■ **Materials provided**
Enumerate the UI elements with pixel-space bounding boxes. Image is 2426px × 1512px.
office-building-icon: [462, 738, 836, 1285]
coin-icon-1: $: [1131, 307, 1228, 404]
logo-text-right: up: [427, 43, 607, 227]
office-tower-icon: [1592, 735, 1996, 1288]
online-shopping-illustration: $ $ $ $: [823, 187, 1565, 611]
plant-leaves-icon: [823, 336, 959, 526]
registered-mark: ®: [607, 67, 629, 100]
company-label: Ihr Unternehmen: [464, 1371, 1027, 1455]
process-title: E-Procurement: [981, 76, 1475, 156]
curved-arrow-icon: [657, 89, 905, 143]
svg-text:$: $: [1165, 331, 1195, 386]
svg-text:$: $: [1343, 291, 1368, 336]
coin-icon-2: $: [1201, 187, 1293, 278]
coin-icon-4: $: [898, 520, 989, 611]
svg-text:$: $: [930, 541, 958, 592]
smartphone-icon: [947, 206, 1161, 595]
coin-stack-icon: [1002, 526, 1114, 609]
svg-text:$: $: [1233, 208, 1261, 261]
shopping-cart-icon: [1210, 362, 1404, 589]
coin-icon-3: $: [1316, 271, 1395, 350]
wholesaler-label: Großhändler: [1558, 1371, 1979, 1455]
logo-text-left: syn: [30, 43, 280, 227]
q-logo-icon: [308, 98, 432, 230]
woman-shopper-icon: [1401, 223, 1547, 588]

■ **Objective**
Reproduce every line of the material above verbatim, without altering, omitting, or reordering anything.

■ **Complete answer**
Enumerate the UI elements with pixel-space bounding boxes. Image is 2426px × 1512px.
office-building-icon: [462, 738, 836, 1285]
coin-icon-1: $: [1131, 307, 1228, 404]
logo-text-right: up: [427, 43, 607, 227]
office-tower-icon: [1592, 735, 1996, 1288]
online-shopping-illustration: $ $ $ $: [823, 187, 1565, 611]
plant-leaves-icon: [823, 336, 959, 526]
registered-mark: ®: [607, 67, 629, 100]
company-label: Ihr Unternehmen: [464, 1371, 1027, 1455]
process-title: E-Procurement: [981, 76, 1475, 156]
curved-arrow-icon: [657, 89, 905, 143]
svg-text:$: $: [1165, 331, 1195, 386]
svg-text:$: $: [1343, 291, 1368, 336]
coin-icon-2: $: [1201, 187, 1293, 278]
coin-icon-4: $: [898, 520, 989, 611]
svg-text:$: $: [930, 541, 958, 592]
smartphone-icon: [947, 206, 1161, 595]
coin-stack-icon: [1002, 526, 1114, 609]
svg-text:$: $: [1233, 208, 1261, 261]
shopping-cart-icon: [1210, 362, 1404, 589]
coin-icon-3: $: [1316, 271, 1395, 350]
wholesaler-label: Großhändler: [1558, 1371, 1979, 1455]
logo-text-left: syn: [30, 43, 280, 227]
q-logo-icon: [308, 98, 432, 230]
woman-shopper-icon: [1401, 223, 1547, 588]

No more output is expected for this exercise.